▶ [Task requirements]:
1. In the account of Captain Ross's chase, whom had Ross shot when a body fell off the pony but another rider stayed on?
2. Condense the paragraph of the Captain Ross chase account that begins "At that moment, Captain Ross" into a short list of its main events.
3. Continue the account of Captain Ross's fight with the Comanche warrior, picking up after the warrior kneels by his fallen horse.

▶ [Provided passage]:
[start]
At that moment, Captain Ross, Lieutenant Tom Killiher, and Lieutenant Somerville were in heated chases after two well-mounted Comanche warriors. Ross shot at his well-dressed warrior-chief who fell from his horse. As Ross was finishing the warrior, Killiher ran by chasing another warrior. Ross got on his horse and followed. After a long run Ross got close enough to fire his pistol at the bulky-looking Comanche. To his surprise, a body fell off the pony but left another rider. Ross realized he had shot a woman riding behind a warrior. Ross rejoined the chase and fired several more shots. One or two struck the Comanche's horse, which slowed and began staggering. The warrior leaped clear as the pony fell and he rolled across the prairie to avoid being shot. The Indian came up firing arrows at Ross. Dancing his horse from side to side to avoid the missiles, Ross nearly fell off when an arrow struck his horse in the side. Stung, the animal began bucking and pitching, making it impossible for Ross to do anything but hold on. Running forward at Ross’ horse, the Indian grabbed the reins and attempted to stab the Ranger captain with an arrow pulled from his sheath. Desperately firing his pistol over his horse's head, Ross luckily hit the warrior in the chest. Blood flowing, the warrior dropped the arrow, turned deliberately away and walked to his fallen horse where he knelt down singing his death song.
[end]
Part of a data file
[start]
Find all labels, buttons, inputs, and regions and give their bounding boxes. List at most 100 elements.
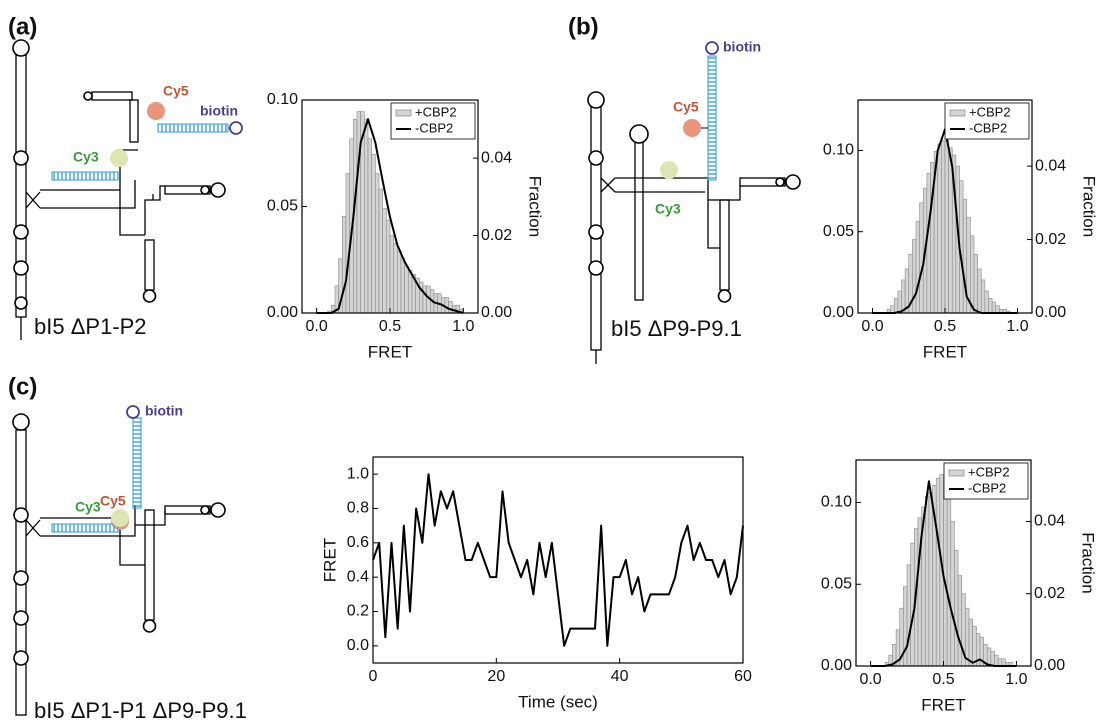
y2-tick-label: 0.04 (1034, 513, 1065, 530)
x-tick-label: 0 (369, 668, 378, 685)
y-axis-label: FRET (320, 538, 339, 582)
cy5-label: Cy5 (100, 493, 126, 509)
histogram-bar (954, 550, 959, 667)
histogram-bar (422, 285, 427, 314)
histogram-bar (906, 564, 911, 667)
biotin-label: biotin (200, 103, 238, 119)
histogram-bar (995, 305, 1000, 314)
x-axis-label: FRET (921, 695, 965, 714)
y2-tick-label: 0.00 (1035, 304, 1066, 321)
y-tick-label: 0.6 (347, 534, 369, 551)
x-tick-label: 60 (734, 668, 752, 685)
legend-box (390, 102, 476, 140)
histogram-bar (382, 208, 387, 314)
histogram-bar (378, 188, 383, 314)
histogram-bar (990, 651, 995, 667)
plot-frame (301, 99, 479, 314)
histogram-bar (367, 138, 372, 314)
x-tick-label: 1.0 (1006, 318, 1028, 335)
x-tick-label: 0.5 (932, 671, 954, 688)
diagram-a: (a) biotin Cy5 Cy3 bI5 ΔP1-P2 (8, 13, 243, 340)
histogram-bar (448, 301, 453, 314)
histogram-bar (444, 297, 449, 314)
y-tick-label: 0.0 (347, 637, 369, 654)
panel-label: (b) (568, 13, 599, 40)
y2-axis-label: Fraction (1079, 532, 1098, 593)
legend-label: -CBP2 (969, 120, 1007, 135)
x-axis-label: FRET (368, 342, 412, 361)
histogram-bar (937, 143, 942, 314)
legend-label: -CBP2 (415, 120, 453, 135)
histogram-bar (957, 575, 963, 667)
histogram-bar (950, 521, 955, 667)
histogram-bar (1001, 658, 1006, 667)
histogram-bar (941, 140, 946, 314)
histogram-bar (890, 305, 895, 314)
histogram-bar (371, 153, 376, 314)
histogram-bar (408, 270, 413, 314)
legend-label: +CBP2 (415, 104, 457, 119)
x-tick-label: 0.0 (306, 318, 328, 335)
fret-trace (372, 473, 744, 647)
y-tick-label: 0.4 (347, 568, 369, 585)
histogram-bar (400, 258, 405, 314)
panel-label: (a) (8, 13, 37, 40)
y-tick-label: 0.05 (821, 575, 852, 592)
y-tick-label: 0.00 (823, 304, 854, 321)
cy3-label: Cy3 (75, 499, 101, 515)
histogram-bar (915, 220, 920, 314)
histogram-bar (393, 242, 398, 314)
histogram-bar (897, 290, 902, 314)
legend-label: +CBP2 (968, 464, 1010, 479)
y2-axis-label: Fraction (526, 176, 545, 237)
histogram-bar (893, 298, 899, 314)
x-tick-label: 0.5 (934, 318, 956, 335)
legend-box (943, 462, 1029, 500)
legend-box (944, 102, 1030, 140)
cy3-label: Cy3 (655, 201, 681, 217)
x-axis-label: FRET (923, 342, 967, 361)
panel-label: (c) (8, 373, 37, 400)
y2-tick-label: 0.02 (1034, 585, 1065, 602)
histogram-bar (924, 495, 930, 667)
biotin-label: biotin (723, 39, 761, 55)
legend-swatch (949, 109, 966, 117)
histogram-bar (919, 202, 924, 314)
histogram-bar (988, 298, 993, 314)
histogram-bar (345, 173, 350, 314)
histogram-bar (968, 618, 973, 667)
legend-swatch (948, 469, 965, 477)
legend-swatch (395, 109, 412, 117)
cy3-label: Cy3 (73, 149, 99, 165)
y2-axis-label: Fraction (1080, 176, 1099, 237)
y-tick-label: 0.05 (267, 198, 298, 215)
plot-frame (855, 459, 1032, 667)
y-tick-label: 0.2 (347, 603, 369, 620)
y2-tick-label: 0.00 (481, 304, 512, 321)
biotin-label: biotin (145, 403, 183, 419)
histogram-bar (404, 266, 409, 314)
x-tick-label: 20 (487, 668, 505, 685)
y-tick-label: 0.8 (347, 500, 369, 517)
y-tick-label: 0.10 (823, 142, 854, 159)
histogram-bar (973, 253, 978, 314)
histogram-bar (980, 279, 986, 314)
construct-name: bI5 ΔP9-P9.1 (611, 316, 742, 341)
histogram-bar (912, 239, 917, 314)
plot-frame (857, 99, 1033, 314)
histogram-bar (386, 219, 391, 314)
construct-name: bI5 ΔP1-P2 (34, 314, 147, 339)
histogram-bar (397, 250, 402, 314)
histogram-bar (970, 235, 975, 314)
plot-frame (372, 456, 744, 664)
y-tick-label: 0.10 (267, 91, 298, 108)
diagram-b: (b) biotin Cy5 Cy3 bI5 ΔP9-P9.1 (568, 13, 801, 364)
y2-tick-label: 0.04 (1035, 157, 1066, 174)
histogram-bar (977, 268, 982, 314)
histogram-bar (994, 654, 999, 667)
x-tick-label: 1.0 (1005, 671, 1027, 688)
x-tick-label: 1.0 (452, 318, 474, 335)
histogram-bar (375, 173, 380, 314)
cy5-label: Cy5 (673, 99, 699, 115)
[end]
▶ [Answers in order]:
1. He had shot a woman riding behind a warrior.

2.
- Captain Ross and Lieutenants Killiher and Somerville chased two mounted Comanche warriors.
- Ross shot a well-dressed warrior-chief, who fell from his horse, then followed Killiher after another warrior.
- Firing at the Comanche, Ross hit a woman riding behind the warrior.
- More shots struck the warrior's pony. It fell, and the warrior leaped clear and began firing arrows at Ross.
- An arrow struck Ross's horse, which began bucking.
- The warrior grabbed the reins and tried to stab Ross with an arrow.
- Ross fired over his horse's head and hit the warrior in the chest.
- The wounded warrior walked to his fallen horse, knelt, and sang his death song.

3.
Martinez, Ross' interpreter, rode up to his captain at this juncture. While Ross tended to his injured horse, he motioned toward the Comanche and asked Martinez to ask him to surrender. The Comanche spit and then continued singing. Ross reloaded his pistol. Walking toward the Indian, he killed him with one shot. Ross took a shield, quiver, lance and head-dress from the Indian's body. Ross later claimed the Comanche’s name was Mohee.
Ross and Martinez rode together back toward the initial attack. As they approached the captured horse herd, Ross saw that the Rangers had several captives, including "a small Comanche boy who had been picked up … by Lieutenant Sublet." Ross, "fearing that he (the boy) might be killed by some of the more reckless men, I took him up behind me and carried him back." Ross rode to where Goodnight and the other Rangers had gathered. Killiher returned about the same time with a captive Indian woman who had a baby strapped on her back. Killiher was, "bitterly cursing his luck for having run his favorite horse so far and so hard just to catch an old squaw." Ross thought little of the captives at the time. He called the captive boy "Pease" and arranged with the Rangers to have him taken to his ranch in Waco.
Meanwhile Cureton's volunteers suffered the rewards of an undisciplined army in the presence of combat. Everything went wrong. Chick found his horse but as soon as the men headed north toward the sounds of battle, Cureton discovered his pack drivers had abandoned their packs. These were vital supplies. The pack drivers were afraid they would be left behind as easy prey to the fearful Comanches. Cureton ordered the column to wait while the packers went back and recovered the supplies. Lieutenant Saunders made sure the muleskinners recovered all the packs. Not until late in the afternoon did the militia reach the Pease River near where the attack had been joined. As the men rode and walked along the riverbank, they met the Rangers, Ross leading, riding triumphal back south on the opposite side. Hittson's deputy, James Baker, noted the event in his diary. "We were soon together and he (Ross) told us that they had overtaken a band of 15 Indians, had killed 12 of them and taken prisoners."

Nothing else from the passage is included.